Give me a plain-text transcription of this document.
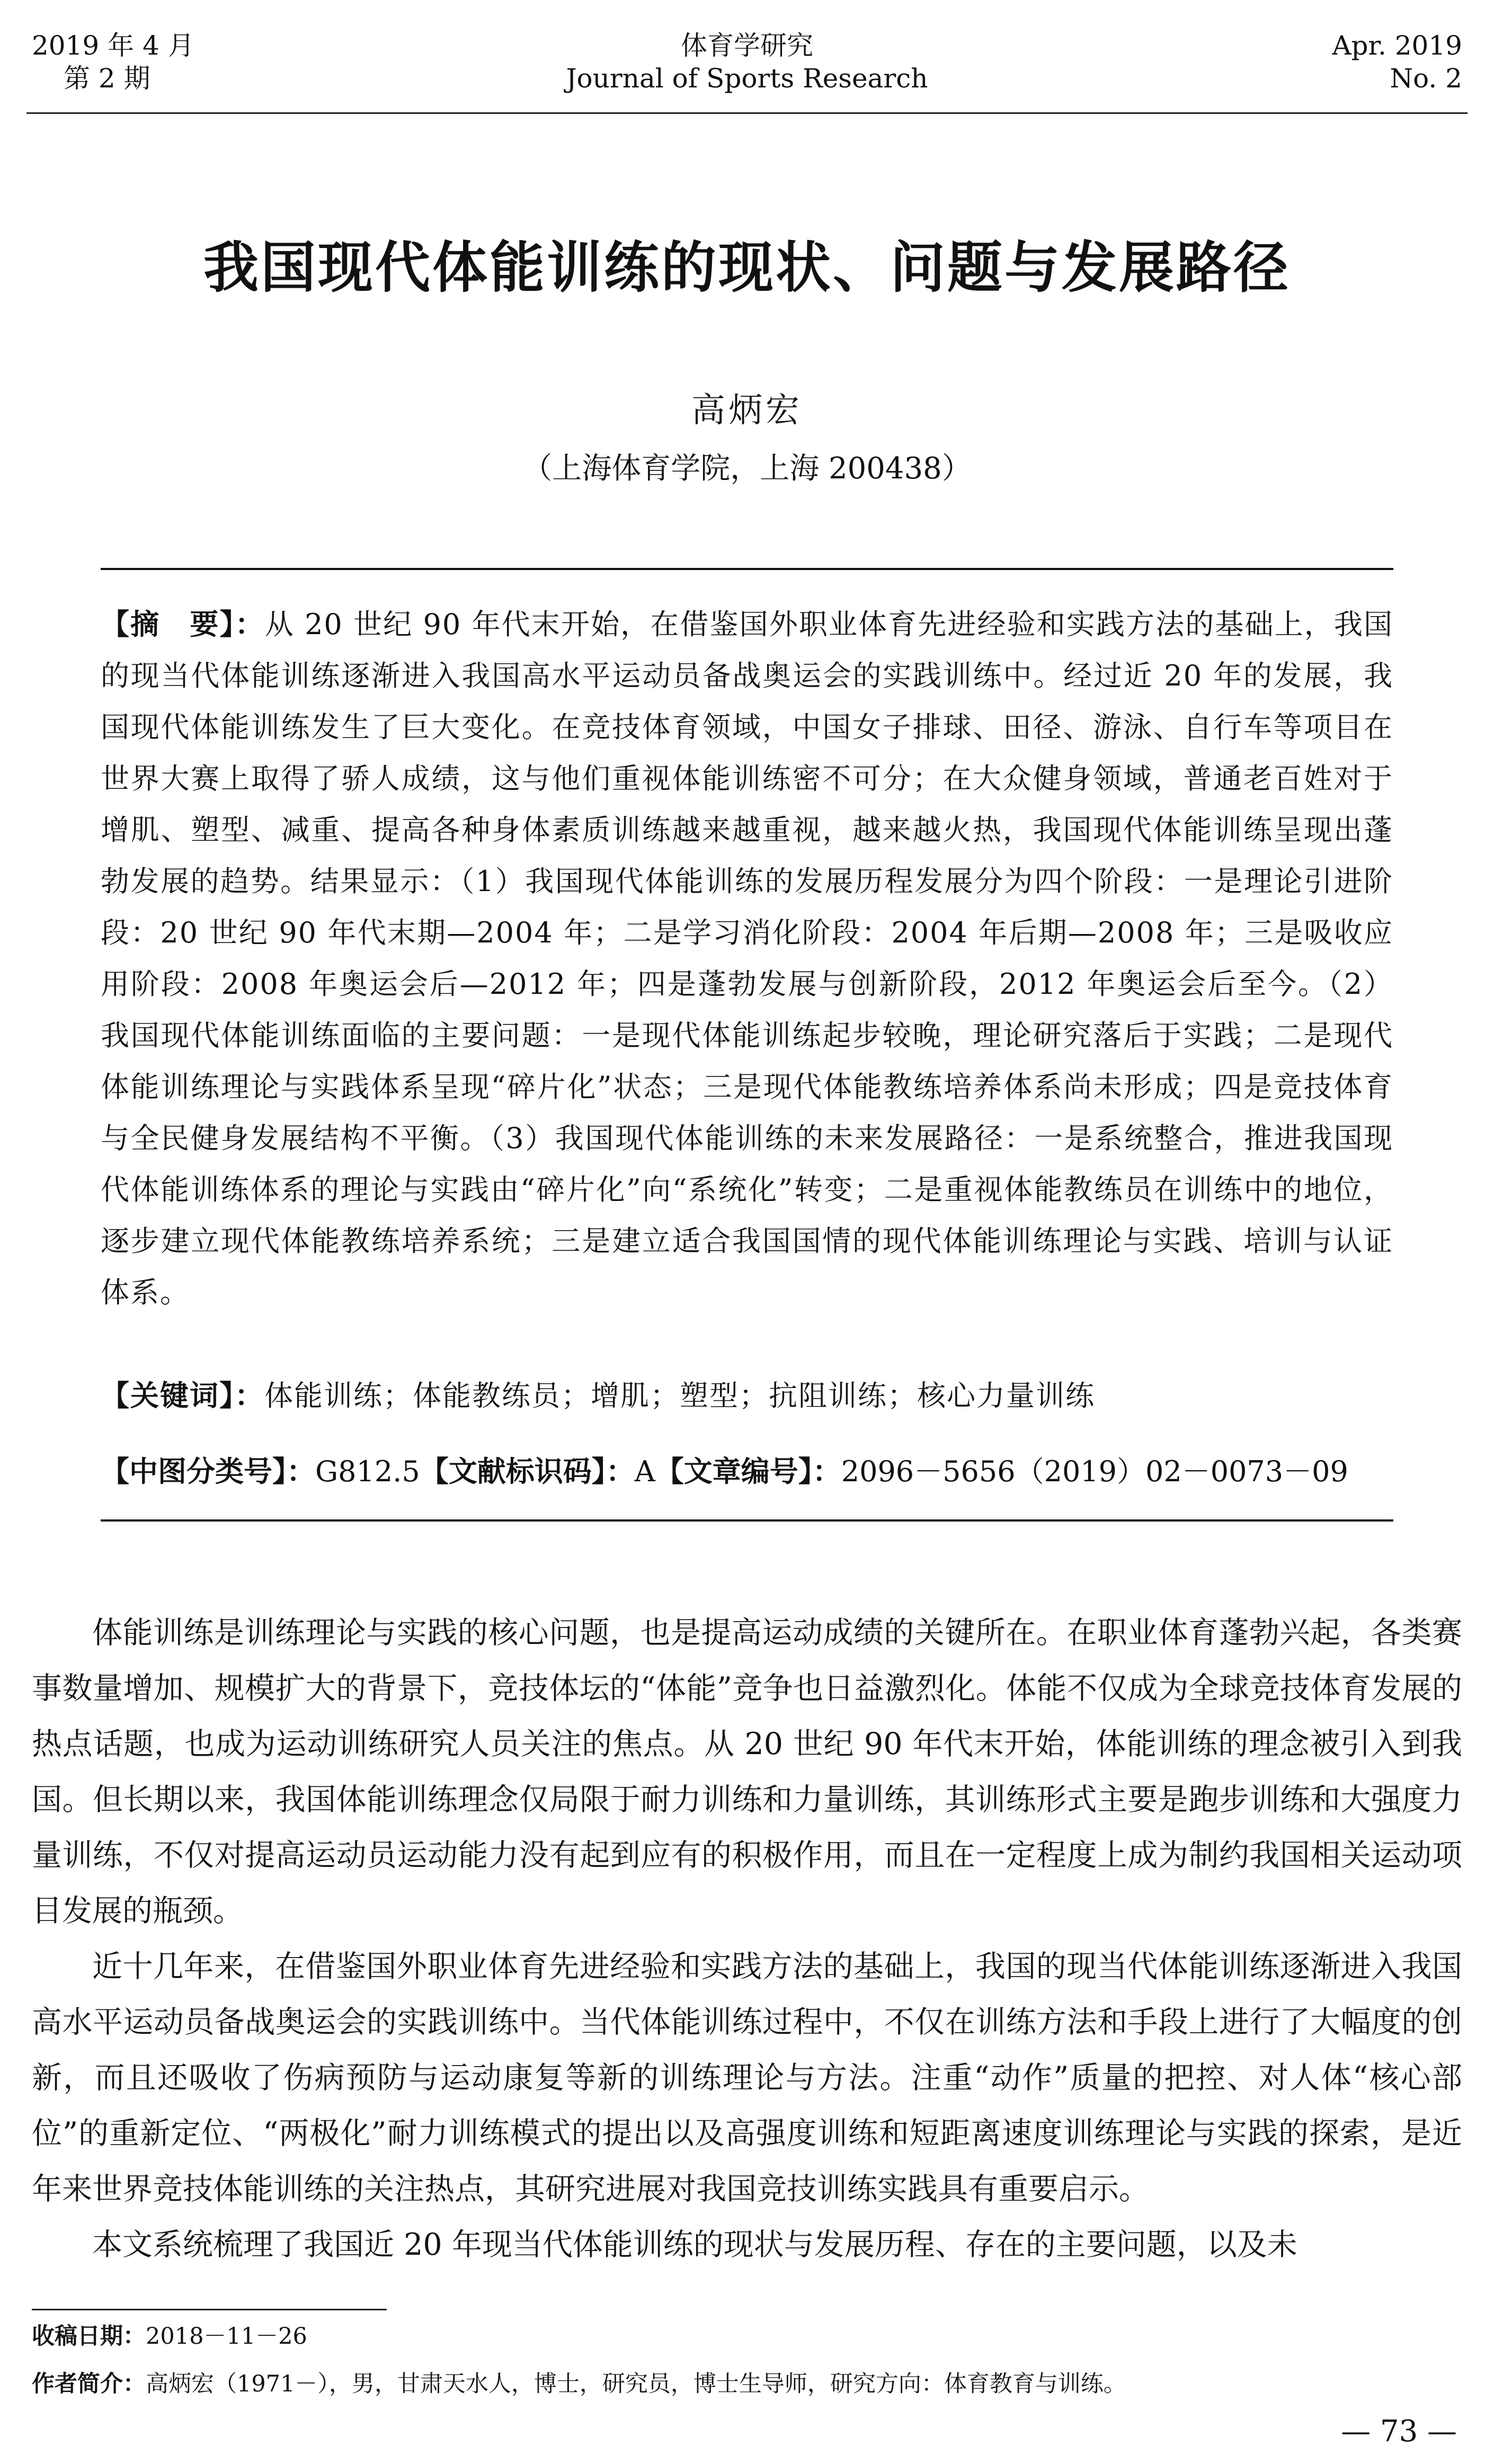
2019 年 4 月
第 2 期
体育学研究
Journal of Sports Research
Apr. 2019
No. 2
我国现代体能训练的现状、问题与发展路径
高炳宏
（上海体育学院，上海 200438）
【摘　要】：从 20 世纪 90 年代末开始，在借鉴国外职业体育先进经验和实践方法的基础上，我国的现当代体能训练逐渐进入我国高水平运动员备战奥运会的实践训练中。经过近 20 年的发展，我国现代体能训练发生了巨大变化。在竞技体育领域，中国女子排球、田径、游泳、自行车等项目在世界大赛上取得了骄人成绩，这与他们重视体能训练密不可分；在大众健身领域，普通老百姓对于增肌、塑型、减重、提高各种身体素质训练越来越重视，越来越火热，我国现代体能训练呈现出蓬勃发展的趋势。结果显示：（1）我国现代体能训练的发展历程发展分为四个阶段：一是理论引进阶段：20 世纪 90 年代末期—2004 年；二是学习消化阶段：2004 年后期—2008 年；三是吸收应用阶段：2008 年奥运会后—2012 年；四是蓬勃发展与创新阶段，2012 年奥运会后至今。（2）我国现代体能训练面临的主要问题：一是现代体能训练起步较晚，理论研究落后于实践；二是现代体能训练理论与实践体系呈现“碎片化”状态；三是现代体能教练培养体系尚未形成；四是竞技体育与全民健身发展结构不平衡。（3）我国现代体能训练的未来发展路径：一是系统整合，推进我国现代体能训练体系的理论与实践由“碎片化”向“系统化”转变；二是重视体能教练员在训练中的地位，逐步建立现代体能教练培养系统；三是建立适合我国国情的现代体能训练理论与实践、培训与认证体系。
【关键词】：体能训练；体能教练员；增肌；塑型；抗阻训练；核心力量训练
【中图分类号】：G812.5【文献标识码】：A【文章编号】：2096－5656（2019）02－0073－09

体能训练是训练理论与实践的核心问题，也是提高运动成绩的关键所在。在职业体育蓬勃兴起，各类赛事数量增加、规模扩大的背景下，竞技体坛的“体能”竞争也日益激烈化。体能不仅成为全球竞技体育发展的热点话题，也成为运动训练研究人员关注的焦点。从 20 世纪 90 年代末开始，体能训练的理念被引入到我国。但长期以来，我国体能训练理念仅局限于耐力训练和力量训练，其训练形式主要是跑步训练和大强度力量训练，不仅对提高运动员运动能力没有起到应有的积极作用，而且在一定程度上成为制约我国相关运动项目发展的瓶颈。

近十几年来，在借鉴国外职业体育先进经验和实践方法的基础上，我国的现当代体能训练逐渐进入我国高水平运动员备战奥运会的实践训练中。当代体能训练过程中，不仅在训练方法和手段上进行了大幅度的创新，而且还吸收了伤病预防与运动康复等新的训练理论与方法。注重“动作”质量的把控、对人体“核心部位”的重新定位、“两极化”耐力训练模式的提出以及高强度训练和短距离速度训练理论与实践的探索，是近年来世界竞技体能训练的关注热点，其研究进展对我国竞技训练实践具有重要启示。

本文系统梳理了我国近 20 年现当代体能训练的现状与发展历程、存在的主要问题，以及未

收稿日期：2018－11－26
作者简介：高炳宏（1971－），男，甘肃天水人，博士，研究员，博士生导师，研究方向：体育教育与训练。
— 73 —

> [Work to complete]
Your job is to transcribe the entries above exactly; skip the pictures.

> [Problem solution]
Give me a plain-text transcription of this document.
2019 年 4 月
第 2 期
体育学研究
Journal of Sports Research
Apr. 2019
No. 2
我国现代体能训练的现状、问题与发展路径
高炳宏
（上海体育学院，上海 200438）
【摘　要】：从 20 世纪 90 年代末开始，在借鉴国外职业体育先进经验和实践方法的基础上，我国的现当代体能训练逐渐进入我国高水平运动员备战奥运会的实践训练中。经过近 20 年的发展，我国现代体能训练发生了巨大变化。在竞技体育领域，中国女子排球、田径、游泳、自行车等项目在世界大赛上取得了骄人成绩，这与他们重视体能训练密不可分；在大众健身领域，普通老百姓对于增肌、塑型、减重、提高各种身体素质训练越来越重视，越来越火热，我国现代体能训练呈现出蓬勃发展的趋势。结果显示：（1）我国现代体能训练的发展历程发展分为四个阶段：一是理论引进阶段：20 世纪 90 年代末期—2004 年；二是学习消化阶段：2004 年后期—2008 年；三是吸收应用阶段：2008 年奥运会后—2012 年；四是蓬勃发展与创新阶段，2012 年奥运会后至今。（2）我国现代体能训练面临的主要问题：一是现代体能训练起步较晚，理论研究落后于实践；二是现代体能训练理论与实践体系呈现“碎片化”状态；三是现代体能教练培养体系尚未形成；四是竞技体育与全民健身发展结构不平衡。（3）我国现代体能训练的未来发展路径：一是系统整合，推进我国现代体能训练体系的理论与实践由“碎片化”向“系统化”转变；二是重视体能教练员在训练中的地位，逐步建立现代体能教练培养系统；三是建立适合我国国情的现代体能训练理论与实践、培训与认证体系。
【关键词】：体能训练；体能教练员；增肌；塑型；抗阻训练；核心力量训练
【中图分类号】：G812.5【文献标识码】：A【文章编号】：2096－5656（2019）02－0073－09

体能训练是训练理论与实践的核心问题，也是提高运动成绩的关键所在。在职业体育蓬勃兴起，各类赛事数量增加、规模扩大的背景下，竞技体坛的“体能”竞争也日益激烈化。体能不仅成为全球竞技体育发展的热点话题，也成为运动训练研究人员关注的焦点。从 20 世纪 90 年代末开始，体能训练的理念被引入到我国。但长期以来，我国体能训练理念仅局限于耐力训练和力量训练，其训练形式主要是跑步训练和大强度力量训练，不仅对提高运动员运动能力没有起到应有的积极作用，而且在一定程度上成为制约我国相关运动项目发展的瓶颈。

近十几年来，在借鉴国外职业体育先进经验和实践方法的基础上，我国的现当代体能训练逐渐进入我国高水平运动员备战奥运会的实践训练中。当代体能训练过程中，不仅在训练方法和手段上进行了大幅度的创新，而且还吸收了伤病预防与运动康复等新的训练理论与方法。注重“动作”质量的把控、对人体“核心部位”的重新定位、“两极化”耐力训练模式的提出以及高强度训练和短距离速度训练理论与实践的探索，是近年来世界竞技体能训练的关注热点，其研究进展对我国竞技训练实践具有重要启示。

本文系统梳理了我国近 20 年现当代体能训练的现状与发展历程、存在的主要问题，以及未

收稿日期：2018－11－26
作者简介：高炳宏（1971－），男，甘肃天水人，博士，研究员，博士生导师，研究方向：体育教育与训练。
— 73 —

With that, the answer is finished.